## START Supplied material

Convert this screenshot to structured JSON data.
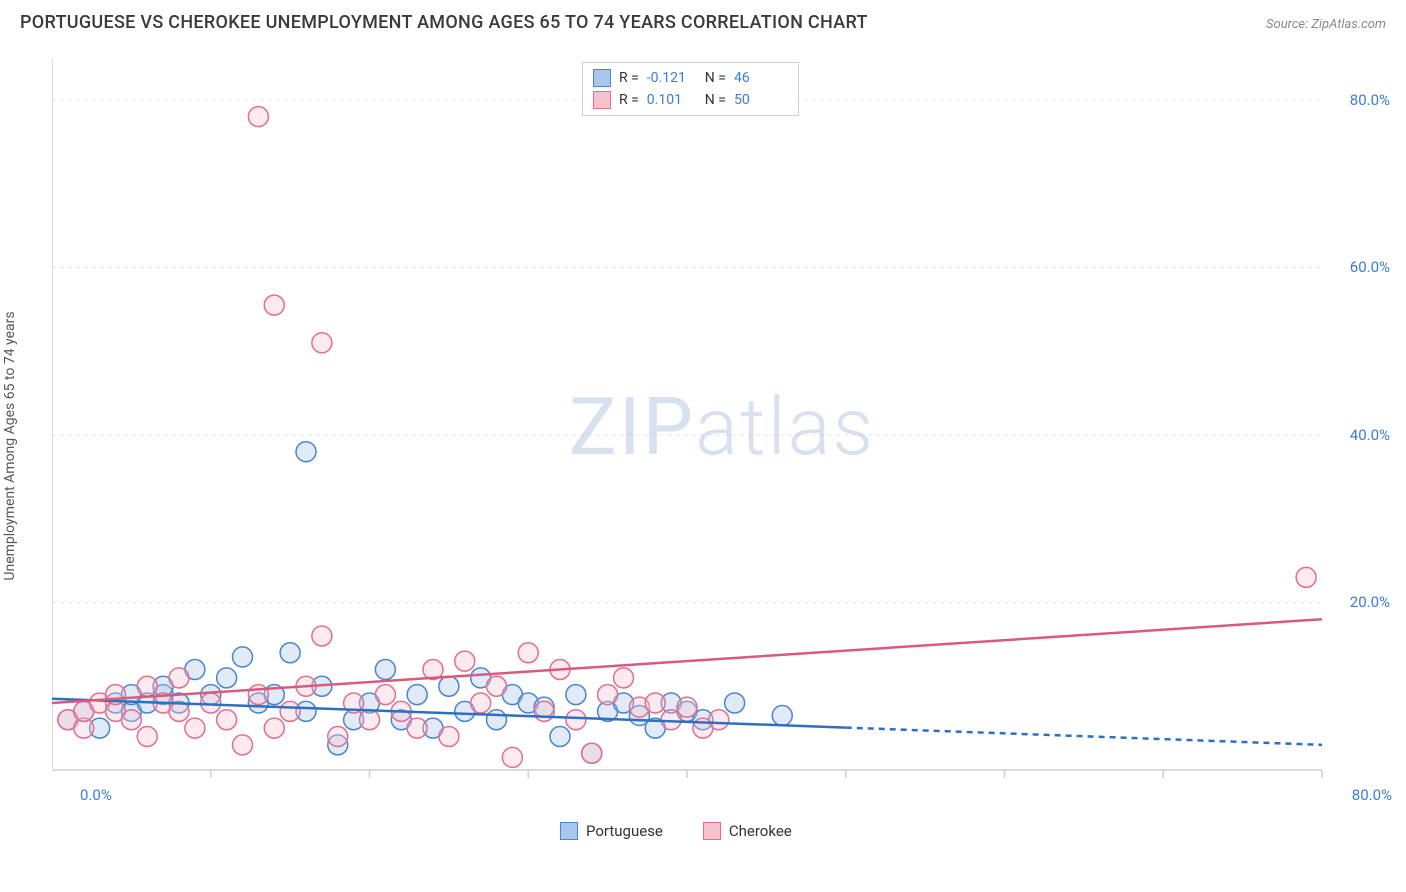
{
  "title": "PORTUGUESE VS CHEROKEE UNEMPLOYMENT AMONG AGES 65 TO 74 YEARS CORRELATION CHART",
  "source": "Source: ZipAtlas.com",
  "ylabel": "Unemployment Among Ages 65 to 74 years",
  "watermark": {
    "a": "ZIP",
    "b": "atlas"
  },
  "chart": {
    "type": "scatter",
    "background_color": "#ffffff",
    "grid_color": "#e6e6e6",
    "axis_color": "#cfcfcf",
    "tick_font_color": "#3b7dd8",
    "tick_fontsize": 15,
    "label_fontsize": 14,
    "label_color": "#555555",
    "xlim": [
      0,
      80
    ],
    "ylim": [
      0,
      85
    ],
    "x_ticks_minor": [
      10,
      20,
      30,
      40,
      50,
      60,
      70,
      80
    ],
    "y_ticks": [
      20,
      40,
      60,
      80
    ],
    "x_origin_label": "0.0%",
    "x_end_label": "80.0%",
    "y_tick_labels": [
      "20.0%",
      "40.0%",
      "60.0%",
      "80.0%"
    ],
    "marker_radius": 10,
    "marker_stroke_width": 1.5,
    "marker_fill_opacity": 0.35,
    "trend_line_width": 2.5,
    "trend_dash": "6 5"
  },
  "series": [
    {
      "key": "portuguese",
      "label": "Portuguese",
      "fill": "#a9c6ec",
      "stroke": "#4a86d0",
      "line_color": "#2f6fc2",
      "R": "-0.121",
      "N": "46",
      "trend": {
        "y_at_x0": 8.5,
        "y_at_x80": 3.0,
        "solid_until_x": 50
      },
      "points": [
        [
          1,
          6
        ],
        [
          2,
          7
        ],
        [
          3,
          5
        ],
        [
          4,
          8
        ],
        [
          5,
          7
        ],
        [
          5,
          9
        ],
        [
          6,
          8
        ],
        [
          7,
          9
        ],
        [
          7,
          10
        ],
        [
          8,
          8
        ],
        [
          9,
          12
        ],
        [
          10,
          9
        ],
        [
          11,
          11
        ],
        [
          12,
          13.5
        ],
        [
          13,
          8
        ],
        [
          14,
          9
        ],
        [
          15,
          14
        ],
        [
          16,
          7
        ],
        [
          17,
          10
        ],
        [
          18,
          3
        ],
        [
          16,
          38
        ],
        [
          19,
          6
        ],
        [
          20,
          8
        ],
        [
          21,
          12
        ],
        [
          22,
          6
        ],
        [
          23,
          9
        ],
        [
          24,
          5
        ],
        [
          25,
          10
        ],
        [
          26,
          7
        ],
        [
          27,
          11
        ],
        [
          28,
          6
        ],
        [
          29,
          9
        ],
        [
          30,
          8
        ],
        [
          31,
          7.5
        ],
        [
          32,
          4
        ],
        [
          33,
          9
        ],
        [
          34,
          2
        ],
        [
          35,
          7
        ],
        [
          36,
          8
        ],
        [
          37,
          6.5
        ],
        [
          38,
          5
        ],
        [
          39,
          8
        ],
        [
          40,
          7
        ],
        [
          41,
          6
        ],
        [
          43,
          8
        ],
        [
          46,
          6.5
        ]
      ]
    },
    {
      "key": "cherokee",
      "label": "Cherokee",
      "fill": "#f6c2ce",
      "stroke": "#e36f8f",
      "line_color": "#d85a7f",
      "R": "0.101",
      "N": "50",
      "trend": {
        "y_at_x0": 8.0,
        "y_at_x80": 18.0,
        "solid_until_x": 80
      },
      "points": [
        [
          1,
          6
        ],
        [
          2,
          5
        ],
        [
          2,
          7
        ],
        [
          3,
          8
        ],
        [
          4,
          7
        ],
        [
          4,
          9
        ],
        [
          5,
          6
        ],
        [
          6,
          10
        ],
        [
          6,
          4
        ],
        [
          7,
          8
        ],
        [
          8,
          7
        ],
        [
          8,
          11
        ],
        [
          9,
          5
        ],
        [
          10,
          8
        ],
        [
          11,
          6
        ],
        [
          12,
          3
        ],
        [
          13,
          78
        ],
        [
          13,
          9
        ],
        [
          14,
          5
        ],
        [
          14,
          55.5
        ],
        [
          15,
          7
        ],
        [
          16,
          10
        ],
        [
          17,
          16
        ],
        [
          17,
          51
        ],
        [
          18,
          4
        ],
        [
          19,
          8
        ],
        [
          20,
          6
        ],
        [
          21,
          9
        ],
        [
          22,
          7
        ],
        [
          23,
          5
        ],
        [
          24,
          12
        ],
        [
          25,
          4
        ],
        [
          26,
          13
        ],
        [
          27,
          8
        ],
        [
          28,
          10
        ],
        [
          29,
          1.5
        ],
        [
          30,
          14
        ],
        [
          31,
          7
        ],
        [
          32,
          12
        ],
        [
          33,
          6
        ],
        [
          34,
          2
        ],
        [
          35,
          9
        ],
        [
          36,
          11
        ],
        [
          37,
          7.5
        ],
        [
          38,
          8
        ],
        [
          39,
          6
        ],
        [
          40,
          7.5
        ],
        [
          41,
          5
        ],
        [
          42,
          6
        ],
        [
          79,
          23
        ]
      ]
    }
  ],
  "stats_legend_labels": {
    "R": "R =",
    "N": "N ="
  },
  "bottom_legend": [
    "Portuguese",
    "Cherokee"
  ]
}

## END Supplied material

#### [Brief]
Copy the whole of the material above exactly, but not its images.

#### [In response]
Convert this screenshot to structured JSON data.
{
  "title": "PORTUGUESE VS CHEROKEE UNEMPLOYMENT AMONG AGES 65 TO 74 YEARS CORRELATION CHART",
  "source": "Source: ZipAtlas.com",
  "ylabel": "Unemployment Among Ages 65 to 74 years",
  "watermark": {
    "a": "ZIP",
    "b": "atlas"
  },
  "chart": {
    "type": "scatter",
    "background_color": "#ffffff",
    "grid_color": "#e6e6e6",
    "axis_color": "#cfcfcf",
    "tick_font_color": "#3b7dd8",
    "tick_fontsize": 15,
    "label_fontsize": 14,
    "label_color": "#555555",
    "xlim": [
      0,
      80
    ],
    "ylim": [
      0,
      85
    ],
    "x_ticks_minor": [
      10,
      20,
      30,
      40,
      50,
      60,
      70,
      80
    ],
    "y_ticks": [
      20,
      40,
      60,
      80
    ],
    "x_origin_label": "0.0%",
    "x_end_label": "80.0%",
    "y_tick_labels": [
      "20.0%",
      "40.0%",
      "60.0%",
      "80.0%"
    ],
    "marker_radius": 10,
    "marker_stroke_width": 1.5,
    "marker_fill_opacity": 0.35,
    "trend_line_width": 2.5,
    "trend_dash": "6 5"
  },
  "series": [
    {
      "key": "portuguese",
      "label": "Portuguese",
      "fill": "#a9c6ec",
      "stroke": "#4a86d0",
      "line_color": "#2f6fc2",
      "R": "-0.121",
      "N": "46",
      "trend": {
        "y_at_x0": 8.5,
        "y_at_x80": 3.0,
        "solid_until_x": 50
      },
      "points": [
        [
          1,
          6
        ],
        [
          2,
          7
        ],
        [
          3,
          5
        ],
        [
          4,
          8
        ],
        [
          5,
          7
        ],
        [
          5,
          9
        ],
        [
          6,
          8
        ],
        [
          7,
          9
        ],
        [
          7,
          10
        ],
        [
          8,
          8
        ],
        [
          9,
          12
        ],
        [
          10,
          9
        ],
        [
          11,
          11
        ],
        [
          12,
          13.5
        ],
        [
          13,
          8
        ],
        [
          14,
          9
        ],
        [
          15,
          14
        ],
        [
          16,
          7
        ],
        [
          17,
          10
        ],
        [
          18,
          3
        ],
        [
          16,
          38
        ],
        [
          19,
          6
        ],
        [
          20,
          8
        ],
        [
          21,
          12
        ],
        [
          22,
          6
        ],
        [
          23,
          9
        ],
        [
          24,
          5
        ],
        [
          25,
          10
        ],
        [
          26,
          7
        ],
        [
          27,
          11
        ],
        [
          28,
          6
        ],
        [
          29,
          9
        ],
        [
          30,
          8
        ],
        [
          31,
          7.5
        ],
        [
          32,
          4
        ],
        [
          33,
          9
        ],
        [
          34,
          2
        ],
        [
          35,
          7
        ],
        [
          36,
          8
        ],
        [
          37,
          6.5
        ],
        [
          38,
          5
        ],
        [
          39,
          8
        ],
        [
          40,
          7
        ],
        [
          41,
          6
        ],
        [
          43,
          8
        ],
        [
          46,
          6.5
        ]
      ]
    },
    {
      "key": "cherokee",
      "label": "Cherokee",
      "fill": "#f6c2ce",
      "stroke": "#e36f8f",
      "line_color": "#d85a7f",
      "R": "0.101",
      "N": "50",
      "trend": {
        "y_at_x0": 8.0,
        "y_at_x80": 18.0,
        "solid_until_x": 80
      },
      "points": [
        [
          1,
          6
        ],
        [
          2,
          5
        ],
        [
          2,
          7
        ],
        [
          3,
          8
        ],
        [
          4,
          7
        ],
        [
          4,
          9
        ],
        [
          5,
          6
        ],
        [
          6,
          10
        ],
        [
          6,
          4
        ],
        [
          7,
          8
        ],
        [
          8,
          7
        ],
        [
          8,
          11
        ],
        [
          9,
          5
        ],
        [
          10,
          8
        ],
        [
          11,
          6
        ],
        [
          12,
          3
        ],
        [
          13,
          78
        ],
        [
          13,
          9
        ],
        [
          14,
          5
        ],
        [
          14,
          55.5
        ],
        [
          15,
          7
        ],
        [
          16,
          10
        ],
        [
          17,
          16
        ],
        [
          17,
          51
        ],
        [
          18,
          4
        ],
        [
          19,
          8
        ],
        [
          20,
          6
        ],
        [
          21,
          9
        ],
        [
          22,
          7
        ],
        [
          23,
          5
        ],
        [
          24,
          12
        ],
        [
          25,
          4
        ],
        [
          26,
          13
        ],
        [
          27,
          8
        ],
        [
          28,
          10
        ],
        [
          29,
          1.5
        ],
        [
          30,
          14
        ],
        [
          31,
          7
        ],
        [
          32,
          12
        ],
        [
          33,
          6
        ],
        [
          34,
          2
        ],
        [
          35,
          9
        ],
        [
          36,
          11
        ],
        [
          37,
          7.5
        ],
        [
          38,
          8
        ],
        [
          39,
          6
        ],
        [
          40,
          7.5
        ],
        [
          41,
          5
        ],
        [
          42,
          6
        ],
        [
          79,
          23
        ]
      ]
    }
  ],
  "stats_legend_labels": {
    "R": "R =",
    "N": "N ="
  },
  "bottom_legend": [
    "Portuguese",
    "Cherokee"
  ]
}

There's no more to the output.